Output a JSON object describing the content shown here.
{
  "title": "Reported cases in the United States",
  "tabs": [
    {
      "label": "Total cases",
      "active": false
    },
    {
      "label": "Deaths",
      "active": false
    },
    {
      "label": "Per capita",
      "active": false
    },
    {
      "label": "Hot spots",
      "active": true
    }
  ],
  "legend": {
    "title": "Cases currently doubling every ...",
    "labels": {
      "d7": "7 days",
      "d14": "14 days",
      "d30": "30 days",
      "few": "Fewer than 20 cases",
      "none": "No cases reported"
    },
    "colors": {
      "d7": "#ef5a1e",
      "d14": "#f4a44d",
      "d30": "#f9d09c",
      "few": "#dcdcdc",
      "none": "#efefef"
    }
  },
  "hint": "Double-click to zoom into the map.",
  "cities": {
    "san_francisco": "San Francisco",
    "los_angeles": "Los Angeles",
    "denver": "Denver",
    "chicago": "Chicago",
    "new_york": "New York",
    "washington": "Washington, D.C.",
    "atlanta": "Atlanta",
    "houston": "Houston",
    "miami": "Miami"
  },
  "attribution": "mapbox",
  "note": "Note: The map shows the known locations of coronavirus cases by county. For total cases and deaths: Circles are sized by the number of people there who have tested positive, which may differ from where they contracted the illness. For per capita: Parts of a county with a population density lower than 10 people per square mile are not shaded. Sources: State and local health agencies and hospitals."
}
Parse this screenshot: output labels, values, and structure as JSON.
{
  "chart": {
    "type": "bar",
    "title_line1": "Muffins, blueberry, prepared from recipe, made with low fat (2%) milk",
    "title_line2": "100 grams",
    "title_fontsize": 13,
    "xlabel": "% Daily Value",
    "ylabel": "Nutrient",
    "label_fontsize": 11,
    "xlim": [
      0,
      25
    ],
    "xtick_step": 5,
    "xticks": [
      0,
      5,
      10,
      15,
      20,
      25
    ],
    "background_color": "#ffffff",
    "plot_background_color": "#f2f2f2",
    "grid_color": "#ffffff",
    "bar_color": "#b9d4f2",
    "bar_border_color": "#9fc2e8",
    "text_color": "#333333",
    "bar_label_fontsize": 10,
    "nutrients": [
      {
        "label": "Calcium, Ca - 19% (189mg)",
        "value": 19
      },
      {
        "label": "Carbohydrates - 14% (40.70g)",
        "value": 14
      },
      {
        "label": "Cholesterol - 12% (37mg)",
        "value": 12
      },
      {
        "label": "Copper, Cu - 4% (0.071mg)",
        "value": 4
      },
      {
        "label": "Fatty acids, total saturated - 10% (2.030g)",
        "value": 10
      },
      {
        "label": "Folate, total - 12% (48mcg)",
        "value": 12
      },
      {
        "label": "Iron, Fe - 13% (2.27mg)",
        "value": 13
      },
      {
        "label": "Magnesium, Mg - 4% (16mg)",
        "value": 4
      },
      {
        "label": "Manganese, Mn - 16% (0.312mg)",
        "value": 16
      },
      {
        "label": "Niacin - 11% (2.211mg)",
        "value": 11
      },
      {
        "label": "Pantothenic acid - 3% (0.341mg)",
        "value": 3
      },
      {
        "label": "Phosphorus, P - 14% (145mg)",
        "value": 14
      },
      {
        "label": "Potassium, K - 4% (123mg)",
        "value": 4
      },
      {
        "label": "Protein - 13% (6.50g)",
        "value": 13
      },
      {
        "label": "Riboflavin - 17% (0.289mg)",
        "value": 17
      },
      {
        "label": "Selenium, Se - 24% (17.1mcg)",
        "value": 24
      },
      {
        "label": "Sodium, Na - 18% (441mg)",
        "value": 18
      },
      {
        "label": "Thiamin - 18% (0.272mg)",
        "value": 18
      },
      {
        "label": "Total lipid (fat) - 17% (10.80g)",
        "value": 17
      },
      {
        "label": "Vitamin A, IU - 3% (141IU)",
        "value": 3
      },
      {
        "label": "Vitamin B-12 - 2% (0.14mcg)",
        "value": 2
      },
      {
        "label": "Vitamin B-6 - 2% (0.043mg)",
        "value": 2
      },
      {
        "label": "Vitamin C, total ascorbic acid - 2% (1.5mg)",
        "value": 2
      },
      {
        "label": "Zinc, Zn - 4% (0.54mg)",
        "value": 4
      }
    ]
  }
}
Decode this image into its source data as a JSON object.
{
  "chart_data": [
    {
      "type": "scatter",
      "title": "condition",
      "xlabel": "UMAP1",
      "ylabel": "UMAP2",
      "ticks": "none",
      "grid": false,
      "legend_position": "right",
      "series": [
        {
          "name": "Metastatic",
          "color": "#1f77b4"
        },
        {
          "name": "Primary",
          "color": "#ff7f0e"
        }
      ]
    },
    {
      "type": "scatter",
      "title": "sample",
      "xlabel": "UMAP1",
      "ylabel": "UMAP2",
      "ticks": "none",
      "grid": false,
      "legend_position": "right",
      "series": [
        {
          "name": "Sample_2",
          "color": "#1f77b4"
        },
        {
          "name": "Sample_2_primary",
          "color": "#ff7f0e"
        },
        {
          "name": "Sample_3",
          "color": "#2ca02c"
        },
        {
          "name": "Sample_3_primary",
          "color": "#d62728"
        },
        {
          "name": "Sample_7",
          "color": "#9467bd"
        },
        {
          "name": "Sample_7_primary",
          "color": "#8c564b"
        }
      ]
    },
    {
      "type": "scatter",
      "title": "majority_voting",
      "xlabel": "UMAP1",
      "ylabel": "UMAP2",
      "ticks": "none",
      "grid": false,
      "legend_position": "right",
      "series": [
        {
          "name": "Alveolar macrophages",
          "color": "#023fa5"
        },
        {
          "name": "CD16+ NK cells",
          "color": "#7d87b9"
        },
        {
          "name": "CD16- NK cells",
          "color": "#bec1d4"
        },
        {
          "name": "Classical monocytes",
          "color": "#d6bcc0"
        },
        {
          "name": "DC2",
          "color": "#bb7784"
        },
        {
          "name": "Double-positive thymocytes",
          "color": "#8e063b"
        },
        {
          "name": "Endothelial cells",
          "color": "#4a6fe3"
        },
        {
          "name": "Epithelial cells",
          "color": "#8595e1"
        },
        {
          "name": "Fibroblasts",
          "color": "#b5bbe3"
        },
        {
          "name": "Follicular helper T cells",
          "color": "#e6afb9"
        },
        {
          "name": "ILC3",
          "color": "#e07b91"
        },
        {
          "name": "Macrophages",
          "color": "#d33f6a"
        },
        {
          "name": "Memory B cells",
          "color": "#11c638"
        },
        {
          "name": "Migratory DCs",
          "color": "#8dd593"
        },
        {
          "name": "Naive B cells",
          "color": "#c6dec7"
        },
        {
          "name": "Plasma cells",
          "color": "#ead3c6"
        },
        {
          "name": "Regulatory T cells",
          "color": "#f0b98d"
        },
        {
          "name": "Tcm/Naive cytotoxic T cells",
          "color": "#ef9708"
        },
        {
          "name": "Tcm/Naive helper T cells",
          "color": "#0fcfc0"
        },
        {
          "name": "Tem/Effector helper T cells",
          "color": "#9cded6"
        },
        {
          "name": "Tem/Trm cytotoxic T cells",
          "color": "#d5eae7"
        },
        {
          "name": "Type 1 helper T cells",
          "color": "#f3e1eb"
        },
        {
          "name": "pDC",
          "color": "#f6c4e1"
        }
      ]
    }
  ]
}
:::::
### Task prompt
Output each record exactly, leaving nothing out.

### Exercise result
Output a JSON object describing the content shown here.
{
  "title": "Reported cases in the United States",
  "tabs": [
    {
      "label": "Total cases",
      "active": false
    },
    {
      "label": "Deaths",
      "active": false
    },
    {
      "label": "Per capita",
      "active": false
    },
    {
      "label": "Hot spots",
      "active": true
    }
  ],
  "legend": {
    "title": "Cases currently doubling every ...",
    "labels": {
      "d7": "7 days",
      "d14": "14 days",
      "d30": "30 days",
      "few": "Fewer than 20 cases",
      "none": "No cases reported"
    },
    "colors": {
      "d7": "#ef5a1e",
      "d14": "#f4a44d",
      "d30": "#f9d09c",
      "few": "#dcdcdc",
      "none": "#efefef"
    }
  },
  "hint": "Double-click to zoom into the map.",
  "cities": {
    "san_francisco": "San Francisco",
    "los_angeles": "Los Angeles",
    "denver": "Denver",
    "chicago": "Chicago",
    "new_york": "New York",
    "washington": "Washington, D.C.",
    "atlanta": "Atlanta",
    "houston": "Houston",
    "miami": "Miami"
  },
  "attribution": "mapbox",
  "note": "Note: The map shows the known locations of coronavirus cases by county. For total cases and deaths: Circles are sized by the number of people there who have tested positive, which may differ from where they contracted the illness. For per capita: Parts of a county with a population density lower than 10 people per square mile are not shaded. Sources: State and local health agencies and hospitals."
}
Parse this screenshot: output labels, values, and structure as JSON.
{
  "chart": {
    "type": "bar",
    "title_line1": "Muffins, blueberry, prepared from recipe, made with low fat (2%) milk",
    "title_line2": "100 grams",
    "title_fontsize": 13,
    "xlabel": "% Daily Value",
    "ylabel": "Nutrient",
    "label_fontsize": 11,
    "xlim": [
      0,
      25
    ],
    "xtick_step": 5,
    "xticks": [
      0,
      5,
      10,
      15,
      20,
      25
    ],
    "background_color": "#ffffff",
    "plot_background_color": "#f2f2f2",
    "grid_color": "#ffffff",
    "bar_color": "#b9d4f2",
    "bar_border_color": "#9fc2e8",
    "text_color": "#333333",
    "bar_label_fontsize": 10,
    "nutrients": [
      {
        "label": "Calcium, Ca - 19% (189mg)",
        "value": 19
      },
      {
        "label": "Carbohydrates - 14% (40.70g)",
        "value": 14
      },
      {
        "label": "Cholesterol - 12% (37mg)",
        "value": 12
      },
      {
        "label": "Copper, Cu - 4% (0.071mg)",
        "value": 4
      },
      {
        "label": "Fatty acids, total saturated - 10% (2.030g)",
        "value": 10
      },
      {
        "label": "Folate, total - 12% (48mcg)",
        "value": 12
      },
      {
        "label": "Iron, Fe - 13% (2.27mg)",
        "value": 13
      },
      {
        "label": "Magnesium, Mg - 4% (16mg)",
        "value": 4
      },
      {
        "label": "Manganese, Mn - 16% (0.312mg)",
        "value": 16
      },
      {
        "label": "Niacin - 11% (2.211mg)",
        "value": 11
      },
      {
        "label": "Pantothenic acid - 3% (0.341mg)",
        "value": 3
      },
      {
        "label": "Phosphorus, P - 14% (145mg)",
        "value": 14
      },
      {
        "label": "Potassium, K - 4% (123mg)",
        "value": 4
      },
      {
        "label": "Protein - 13% (6.50g)",
        "value": 13
      },
      {
        "label": "Riboflavin - 17% (0.289mg)",
        "value": 17
      },
      {
        "label": "Selenium, Se - 24% (17.1mcg)",
        "value": 24
      },
      {
        "label": "Sodium, Na - 18% (441mg)",
        "value": 18
      },
      {
        "label": "Thiamin - 18% (0.272mg)",
        "value": 18
      },
      {
        "label": "Total lipid (fat) - 17% (10.80g)",
        "value": 17
      },
      {
        "label": "Vitamin A, IU - 3% (141IU)",
        "value": 3
      },
      {
        "label": "Vitamin B-12 - 2% (0.14mcg)",
        "value": 2
      },
      {
        "label": "Vitamin B-6 - 2% (0.043mg)",
        "value": 2
      },
      {
        "label": "Vitamin C, total ascorbic acid - 2% (1.5mg)",
        "value": 2
      },
      {
        "label": "Zinc, Zn - 4% (0.54mg)",
        "value": 4
      }
    ]
  }
}
Decode this image into its source data as a JSON object.
{
  "chart_data": [
    {
      "type": "scatter",
      "title": "condition",
      "xlabel": "UMAP1",
      "ylabel": "UMAP2",
      "ticks": "none",
      "grid": false,
      "legend_position": "right",
      "series": [
        {
          "name": "Metastatic",
          "color": "#1f77b4"
        },
        {
          "name": "Primary",
          "color": "#ff7f0e"
        }
      ]
    },
    {
      "type": "scatter",
      "title": "sample",
      "xlabel": "UMAP1",
      "ylabel": "UMAP2",
      "ticks": "none",
      "grid": false,
      "legend_position": "right",
      "series": [
        {
          "name": "Sample_2",
          "color": "#1f77b4"
        },
        {
          "name": "Sample_2_primary",
          "color": "#ff7f0e"
        },
        {
          "name": "Sample_3",
          "color": "#2ca02c"
        },
        {
          "name": "Sample_3_primary",
          "color": "#d62728"
        },
        {
          "name": "Sample_7",
          "color": "#9467bd"
        },
        {
          "name": "Sample_7_primary",
          "color": "#8c564b"
        }
      ]
    },
    {
      "type": "scatter",
      "title": "majority_voting",
      "xlabel": "UMAP1",
      "ylabel": "UMAP2",
      "ticks": "none",
      "grid": false,
      "legend_position": "right",
      "series": [
        {
          "name": "Alveolar macrophages",
          "color": "#023fa5"
        },
        {
          "name": "CD16+ NK cells",
          "color": "#7d87b9"
        },
        {
          "name": "CD16- NK cells",
          "color": "#bec1d4"
        },
        {
          "name": "Classical monocytes",
          "color": "#d6bcc0"
        },
        {
          "name": "DC2",
          "color": "#bb7784"
        },
        {
          "name": "Double-positive thymocytes",
          "color": "#8e063b"
        },
        {
          "name": "Endothelial cells",
          "color": "#4a6fe3"
        },
        {
          "name": "Epithelial cells",
          "color": "#8595e1"
        },
        {
          "name": "Fibroblasts",
          "color": "#b5bbe3"
        },
        {
          "name": "Follicular helper T cells",
          "color": "#e6afb9"
        },
        {
          "name": "ILC3",
          "color": "#e07b91"
        },
        {
          "name": "Macrophages",
          "color": "#d33f6a"
        },
        {
          "name": "Memory B cells",
          "color": "#11c638"
        },
        {
          "name": "Migratory DCs",
          "color": "#8dd593"
        },
        {
          "name": "Naive B cells",
          "color": "#c6dec7"
        },
        {
          "name": "Plasma cells",
          "color": "#ead3c6"
        },
        {
          "name": "Regulatory T cells",
          "color": "#f0b98d"
        },
        {
          "name": "Tcm/Naive cytotoxic T cells",
          "color": "#ef9708"
        },
        {
          "name": "Tcm/Naive helper T cells",
          "color": "#0fcfc0"
        },
        {
          "name": "Tem/Effector helper T cells",
          "color": "#9cded6"
        },
        {
          "name": "Tem/Trm cytotoxic T cells",
          "color": "#d5eae7"
        },
        {
          "name": "Type 1 helper T cells",
          "color": "#f3e1eb"
        },
        {
          "name": "pDC",
          "color": "#f6c4e1"
        }
      ]
    }
  ]
}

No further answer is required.